▶ _SELECTED EXCERPT_
=-=-=-=-=

Xuanzang writes of a dragon race and a region where water dragons metamorphose into horses to mate and create dragon-horses, also into men and mating with women nearby, creating dragon-men who could run as fast as the dragon-horses. These were men who will have massacred an entire city, leaving the place deserted.".
From here, he crossed a desert, icy valleys and the Pamir range (which link Tian Shan, Karakoram, Kunlun Mountains, Hindu Kush and the Himalayas mountain ranges). Here, observed Xuanzang, the wind is cold and "blows with a piercing vehemence" (Li Rongxi translation). Ferocious dragons live here and trouble the travellers particularly those who wear "reddish brown" color clothes. Thereafter, he crossed past a salty sea, one narrow from north to south and long from east to west, he calls the Great Pure Lake. He describes supernatural monsters, fishes and dragons living in this lake. The Xuanzang travelogues then rush through the names of many countries, stating that more details are provided in the return part of his journey, as he crosses into country of Bactria (modern Balkh Province). He adds that the Hinayana Buddhist schools were followed in all these regions.
In the capital of the country of Bactra, states Xuanzang, is a monastery with a Buddha's idol decorated with jewels and its halls studded with rare precious substances. The Buddhist monastery also has an image of Vaishravana deity as its guardian. The monastery and the capital attracts repeated raids from the Turk chieftains who seek to loot these precious jewels. This monastery has a large bathing pot that looks dazzlingly brilliant and has a Buddha's tooth relic and Buddha's broom made of "kasa grass". Outside is a vihara built ages ago, and many to honor the (Buddhist saints).
Heading east and crossing the Black range, Xuanzang describes the country of Kapishi, where the Mahayana tradition of Buddhism had come in vogue. It had over 100 monasteries with stupas. More than 6000 monks, mostly Mahayana, studied here. Along with these Buddhist monasteries, states his travelogue, there were over ten Deva temples (Hindu) with "heretical believers who go about naked and smear dust over their bodies", translates Li Rongxi. Furthermore, in the same capital region, there is a Hinayana monastery with 300 monks at the northern foothills.
The citizens of this country, adds Xuanzang, fondly recall "King Kanishka of Gandhara" (2nd-century CE, Kushan empire). To its east are the "City of Svetavat temple" and the Aruna Mountain known for its frequent avalanches. His travelogue then describes several popular legends about a Naga king. He also describes miraculous events from a Buddhist stupa, such as raging flames bursting out of them leaving behind stream of pearls. The citizens here, states Xuanzang, worship pieces of Buddha's remains that were brought here in more ancient times. He mentions four stupas built in this area by king Ashoka.
Xuanzang states that India is a vast country over ninety thousand li in circuit, with seventy kingdoms, sea on three sides and snow mountains to its north. It is a land that is rich and moist, cultivation productive, vegetation luxuriant. He adds that it has its own ancient customs, such as measuring its distance as "yojana", equal to forty li, but varying between thirty and sixteen depending on the source. They divide day and night into kala, and substances into various divisions, all the way to a fineness that they call indivisible and emptiness. The country has three seasons: hot, cold, rainy according to some Buddhists; while others say it is four: three months each of spring, summer, monsoon, and autumn.

=-=-=-=-=

▶ _SUPPLIED INFORMATION_

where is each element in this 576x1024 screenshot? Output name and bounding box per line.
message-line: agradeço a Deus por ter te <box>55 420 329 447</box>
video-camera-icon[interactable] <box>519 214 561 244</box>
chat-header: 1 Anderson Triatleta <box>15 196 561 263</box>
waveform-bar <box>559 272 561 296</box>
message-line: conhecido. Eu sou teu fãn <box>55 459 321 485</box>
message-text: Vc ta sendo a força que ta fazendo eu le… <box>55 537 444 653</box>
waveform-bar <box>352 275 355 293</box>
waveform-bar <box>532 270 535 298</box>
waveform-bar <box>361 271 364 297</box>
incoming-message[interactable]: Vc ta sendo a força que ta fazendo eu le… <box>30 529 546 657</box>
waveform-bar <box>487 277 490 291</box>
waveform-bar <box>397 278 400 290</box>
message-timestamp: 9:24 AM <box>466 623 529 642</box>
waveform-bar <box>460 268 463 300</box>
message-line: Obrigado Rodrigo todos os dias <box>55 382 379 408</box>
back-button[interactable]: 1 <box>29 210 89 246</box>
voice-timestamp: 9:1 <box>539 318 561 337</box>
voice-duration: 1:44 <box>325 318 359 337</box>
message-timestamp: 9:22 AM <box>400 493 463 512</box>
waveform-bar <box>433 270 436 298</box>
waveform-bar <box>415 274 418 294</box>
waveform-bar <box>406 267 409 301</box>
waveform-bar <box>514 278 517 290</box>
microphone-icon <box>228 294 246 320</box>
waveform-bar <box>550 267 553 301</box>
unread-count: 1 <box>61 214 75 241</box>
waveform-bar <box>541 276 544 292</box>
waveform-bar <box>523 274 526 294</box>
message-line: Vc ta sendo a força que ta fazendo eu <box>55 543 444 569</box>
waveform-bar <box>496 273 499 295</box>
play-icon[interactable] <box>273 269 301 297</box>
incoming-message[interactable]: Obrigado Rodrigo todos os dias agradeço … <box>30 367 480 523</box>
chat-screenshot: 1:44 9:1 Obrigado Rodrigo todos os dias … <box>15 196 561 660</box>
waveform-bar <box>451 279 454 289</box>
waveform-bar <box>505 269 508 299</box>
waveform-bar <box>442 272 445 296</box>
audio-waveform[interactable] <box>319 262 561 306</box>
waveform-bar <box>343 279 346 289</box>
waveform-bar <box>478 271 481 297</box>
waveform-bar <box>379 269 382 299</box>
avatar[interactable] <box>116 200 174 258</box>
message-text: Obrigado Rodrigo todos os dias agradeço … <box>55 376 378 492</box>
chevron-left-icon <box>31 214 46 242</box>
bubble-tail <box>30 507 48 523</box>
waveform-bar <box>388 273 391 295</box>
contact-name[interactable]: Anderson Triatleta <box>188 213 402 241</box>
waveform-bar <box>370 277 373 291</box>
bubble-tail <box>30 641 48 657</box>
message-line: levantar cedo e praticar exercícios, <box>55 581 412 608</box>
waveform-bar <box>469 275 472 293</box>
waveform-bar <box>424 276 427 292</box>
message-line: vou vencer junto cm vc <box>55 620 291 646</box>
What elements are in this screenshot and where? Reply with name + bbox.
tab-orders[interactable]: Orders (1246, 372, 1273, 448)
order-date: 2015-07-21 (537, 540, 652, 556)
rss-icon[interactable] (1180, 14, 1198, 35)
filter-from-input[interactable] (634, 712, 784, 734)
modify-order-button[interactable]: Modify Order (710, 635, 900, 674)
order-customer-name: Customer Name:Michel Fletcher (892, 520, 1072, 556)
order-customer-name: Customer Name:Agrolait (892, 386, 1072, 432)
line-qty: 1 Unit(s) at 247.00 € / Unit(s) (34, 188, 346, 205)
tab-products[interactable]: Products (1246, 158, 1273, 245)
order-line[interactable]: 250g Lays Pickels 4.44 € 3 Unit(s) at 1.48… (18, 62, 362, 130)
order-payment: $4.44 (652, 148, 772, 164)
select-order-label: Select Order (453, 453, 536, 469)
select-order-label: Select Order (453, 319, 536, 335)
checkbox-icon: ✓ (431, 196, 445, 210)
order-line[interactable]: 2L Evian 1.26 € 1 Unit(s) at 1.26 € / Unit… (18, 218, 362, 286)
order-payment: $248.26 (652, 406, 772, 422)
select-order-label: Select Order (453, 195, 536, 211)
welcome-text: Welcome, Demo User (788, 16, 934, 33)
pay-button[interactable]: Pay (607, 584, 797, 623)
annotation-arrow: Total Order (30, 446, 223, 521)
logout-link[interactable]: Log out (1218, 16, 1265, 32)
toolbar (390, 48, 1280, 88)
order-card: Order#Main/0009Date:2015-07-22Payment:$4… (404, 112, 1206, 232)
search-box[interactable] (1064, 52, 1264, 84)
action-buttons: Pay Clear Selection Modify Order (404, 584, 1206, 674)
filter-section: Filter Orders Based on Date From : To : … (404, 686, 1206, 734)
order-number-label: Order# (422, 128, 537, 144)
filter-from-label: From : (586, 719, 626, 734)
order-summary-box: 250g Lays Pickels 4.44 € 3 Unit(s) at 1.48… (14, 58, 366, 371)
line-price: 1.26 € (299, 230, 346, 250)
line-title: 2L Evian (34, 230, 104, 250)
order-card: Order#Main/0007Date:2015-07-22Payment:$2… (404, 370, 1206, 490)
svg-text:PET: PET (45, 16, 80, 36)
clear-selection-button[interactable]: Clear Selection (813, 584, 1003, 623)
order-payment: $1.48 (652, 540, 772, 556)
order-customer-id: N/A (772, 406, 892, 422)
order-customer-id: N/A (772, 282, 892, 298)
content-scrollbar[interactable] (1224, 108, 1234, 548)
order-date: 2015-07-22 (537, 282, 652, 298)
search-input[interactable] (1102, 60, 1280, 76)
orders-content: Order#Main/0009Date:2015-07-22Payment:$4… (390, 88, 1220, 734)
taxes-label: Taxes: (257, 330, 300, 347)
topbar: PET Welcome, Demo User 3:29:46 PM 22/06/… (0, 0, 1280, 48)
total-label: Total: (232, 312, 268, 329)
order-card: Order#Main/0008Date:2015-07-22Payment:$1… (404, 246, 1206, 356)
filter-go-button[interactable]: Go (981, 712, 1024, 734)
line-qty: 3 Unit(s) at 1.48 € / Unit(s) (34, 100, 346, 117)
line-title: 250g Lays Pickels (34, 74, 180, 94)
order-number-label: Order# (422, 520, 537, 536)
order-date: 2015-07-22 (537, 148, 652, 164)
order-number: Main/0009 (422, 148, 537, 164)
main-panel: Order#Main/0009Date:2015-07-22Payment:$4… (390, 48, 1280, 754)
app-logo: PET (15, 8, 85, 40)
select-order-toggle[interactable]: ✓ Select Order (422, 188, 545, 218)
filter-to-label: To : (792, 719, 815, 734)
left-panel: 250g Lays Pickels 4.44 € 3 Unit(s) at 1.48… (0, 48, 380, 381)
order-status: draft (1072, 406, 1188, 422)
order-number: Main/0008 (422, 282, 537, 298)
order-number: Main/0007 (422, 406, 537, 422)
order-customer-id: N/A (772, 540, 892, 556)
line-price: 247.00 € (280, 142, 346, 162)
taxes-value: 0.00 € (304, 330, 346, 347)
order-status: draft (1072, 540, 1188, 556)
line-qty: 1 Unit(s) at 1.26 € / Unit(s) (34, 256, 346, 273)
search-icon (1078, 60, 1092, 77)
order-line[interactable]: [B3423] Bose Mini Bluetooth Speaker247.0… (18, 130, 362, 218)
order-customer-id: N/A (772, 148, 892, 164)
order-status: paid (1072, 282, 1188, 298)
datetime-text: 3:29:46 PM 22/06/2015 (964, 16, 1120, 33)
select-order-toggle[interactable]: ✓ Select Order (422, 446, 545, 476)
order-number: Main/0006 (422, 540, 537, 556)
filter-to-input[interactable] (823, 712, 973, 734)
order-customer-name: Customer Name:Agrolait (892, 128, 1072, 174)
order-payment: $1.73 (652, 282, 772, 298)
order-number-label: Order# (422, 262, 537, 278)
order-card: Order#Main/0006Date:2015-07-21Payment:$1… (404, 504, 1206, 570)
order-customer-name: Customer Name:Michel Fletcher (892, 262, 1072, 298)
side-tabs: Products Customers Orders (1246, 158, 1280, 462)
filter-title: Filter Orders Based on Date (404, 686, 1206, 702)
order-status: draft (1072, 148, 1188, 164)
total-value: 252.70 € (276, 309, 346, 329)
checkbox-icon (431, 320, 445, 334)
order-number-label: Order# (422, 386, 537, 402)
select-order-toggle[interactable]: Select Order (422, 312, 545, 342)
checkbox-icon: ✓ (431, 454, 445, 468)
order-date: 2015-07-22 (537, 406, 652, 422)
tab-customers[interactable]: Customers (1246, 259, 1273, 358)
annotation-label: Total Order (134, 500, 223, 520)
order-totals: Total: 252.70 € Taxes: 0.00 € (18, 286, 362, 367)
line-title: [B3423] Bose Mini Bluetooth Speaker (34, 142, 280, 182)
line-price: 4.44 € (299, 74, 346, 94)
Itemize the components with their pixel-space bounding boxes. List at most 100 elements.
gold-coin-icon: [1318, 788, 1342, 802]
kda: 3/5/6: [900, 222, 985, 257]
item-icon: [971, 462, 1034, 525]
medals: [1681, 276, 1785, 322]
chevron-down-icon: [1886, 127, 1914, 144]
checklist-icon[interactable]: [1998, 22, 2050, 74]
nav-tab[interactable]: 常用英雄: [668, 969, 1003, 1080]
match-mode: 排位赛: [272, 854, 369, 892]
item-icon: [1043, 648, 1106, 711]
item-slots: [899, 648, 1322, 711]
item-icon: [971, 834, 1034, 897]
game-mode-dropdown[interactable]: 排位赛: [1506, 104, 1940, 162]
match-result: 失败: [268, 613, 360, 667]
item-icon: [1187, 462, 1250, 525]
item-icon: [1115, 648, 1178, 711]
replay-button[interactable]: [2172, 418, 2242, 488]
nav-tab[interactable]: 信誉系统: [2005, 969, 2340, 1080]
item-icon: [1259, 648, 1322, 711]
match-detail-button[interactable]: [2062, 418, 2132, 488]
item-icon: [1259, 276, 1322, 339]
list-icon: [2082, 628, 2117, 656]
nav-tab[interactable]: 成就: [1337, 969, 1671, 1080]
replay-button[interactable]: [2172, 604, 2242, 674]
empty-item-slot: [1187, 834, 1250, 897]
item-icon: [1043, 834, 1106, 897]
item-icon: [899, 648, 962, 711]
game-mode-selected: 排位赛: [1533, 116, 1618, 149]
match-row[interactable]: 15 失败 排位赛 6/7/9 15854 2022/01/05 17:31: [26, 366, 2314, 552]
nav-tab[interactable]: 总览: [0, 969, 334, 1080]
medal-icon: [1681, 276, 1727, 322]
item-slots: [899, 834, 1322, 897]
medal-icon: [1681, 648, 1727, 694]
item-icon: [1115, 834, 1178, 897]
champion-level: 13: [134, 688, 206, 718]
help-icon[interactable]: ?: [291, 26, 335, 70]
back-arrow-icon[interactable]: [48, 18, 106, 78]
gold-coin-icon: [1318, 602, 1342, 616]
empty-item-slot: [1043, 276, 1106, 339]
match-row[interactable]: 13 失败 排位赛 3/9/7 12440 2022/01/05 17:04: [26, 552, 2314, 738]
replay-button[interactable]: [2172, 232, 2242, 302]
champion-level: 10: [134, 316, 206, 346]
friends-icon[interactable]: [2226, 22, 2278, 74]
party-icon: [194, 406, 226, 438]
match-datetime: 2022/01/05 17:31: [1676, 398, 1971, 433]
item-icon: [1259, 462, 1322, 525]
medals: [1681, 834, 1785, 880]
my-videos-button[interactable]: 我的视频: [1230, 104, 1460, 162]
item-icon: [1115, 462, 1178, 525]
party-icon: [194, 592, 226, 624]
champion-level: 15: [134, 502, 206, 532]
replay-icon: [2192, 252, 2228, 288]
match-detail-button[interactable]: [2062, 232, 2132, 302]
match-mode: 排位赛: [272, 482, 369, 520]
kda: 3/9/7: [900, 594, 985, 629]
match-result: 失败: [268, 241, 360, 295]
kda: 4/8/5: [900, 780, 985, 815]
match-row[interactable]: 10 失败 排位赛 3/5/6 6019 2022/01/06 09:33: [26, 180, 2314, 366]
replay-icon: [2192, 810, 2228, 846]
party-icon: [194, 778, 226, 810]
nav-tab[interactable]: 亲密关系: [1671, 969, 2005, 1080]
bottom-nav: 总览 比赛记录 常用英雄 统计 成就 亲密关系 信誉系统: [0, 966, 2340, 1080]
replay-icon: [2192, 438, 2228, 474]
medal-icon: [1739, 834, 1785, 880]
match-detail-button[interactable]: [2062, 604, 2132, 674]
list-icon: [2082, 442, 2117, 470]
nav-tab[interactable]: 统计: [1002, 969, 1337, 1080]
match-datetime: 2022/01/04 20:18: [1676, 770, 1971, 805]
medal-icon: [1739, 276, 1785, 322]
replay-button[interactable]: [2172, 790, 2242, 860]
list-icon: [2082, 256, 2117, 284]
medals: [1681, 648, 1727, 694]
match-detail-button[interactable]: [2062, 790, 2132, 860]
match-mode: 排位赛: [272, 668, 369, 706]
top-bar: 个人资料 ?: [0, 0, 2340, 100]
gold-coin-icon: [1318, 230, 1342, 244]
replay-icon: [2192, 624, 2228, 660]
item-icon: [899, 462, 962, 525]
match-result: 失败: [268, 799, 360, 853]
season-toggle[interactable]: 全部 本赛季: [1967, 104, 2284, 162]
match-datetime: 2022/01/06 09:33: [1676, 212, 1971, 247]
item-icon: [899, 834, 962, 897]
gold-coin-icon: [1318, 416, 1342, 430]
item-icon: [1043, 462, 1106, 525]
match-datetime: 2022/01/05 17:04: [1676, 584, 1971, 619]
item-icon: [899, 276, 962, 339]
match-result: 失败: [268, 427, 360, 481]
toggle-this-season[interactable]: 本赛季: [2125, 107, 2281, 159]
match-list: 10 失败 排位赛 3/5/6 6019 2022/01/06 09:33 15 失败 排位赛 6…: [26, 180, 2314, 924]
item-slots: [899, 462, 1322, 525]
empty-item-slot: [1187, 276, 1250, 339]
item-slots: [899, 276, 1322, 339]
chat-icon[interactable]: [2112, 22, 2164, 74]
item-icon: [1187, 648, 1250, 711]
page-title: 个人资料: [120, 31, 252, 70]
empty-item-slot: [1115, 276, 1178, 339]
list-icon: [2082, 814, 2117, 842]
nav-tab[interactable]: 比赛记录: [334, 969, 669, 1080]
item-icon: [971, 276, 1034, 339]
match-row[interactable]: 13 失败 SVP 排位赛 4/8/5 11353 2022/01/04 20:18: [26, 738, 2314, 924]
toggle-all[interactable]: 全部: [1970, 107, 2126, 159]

=-=-=-=-=

▶ _WHAT YOU HAVE TO DO_
Extract a passage from the account of Xuanzang's travels: begin at the words "The citizens of" and stop after "by king Ashoka.". Work from the text only, without drawing on anything else.

▶ _WRITTEN REPLY_
The citizens of this country, adds Xuanzang, fondly recall "King Kanishka of Gandhara" (2nd-century CE, Kushan empire). To its east are the "City of Svetavat temple" and the Aruna Mountain known for its frequent avalanches. His travelogue then describes several popular legends about a Naga king. He also describes miraculous events from a Buddhist stupa, such as raging flames bursting out of them leaving behind stream of pearls. The citizens here, states Xuanzang, worship pieces of Buddha's remains that were brought here in more ancient times. He mentions four stupas built in this area by king Ashoka.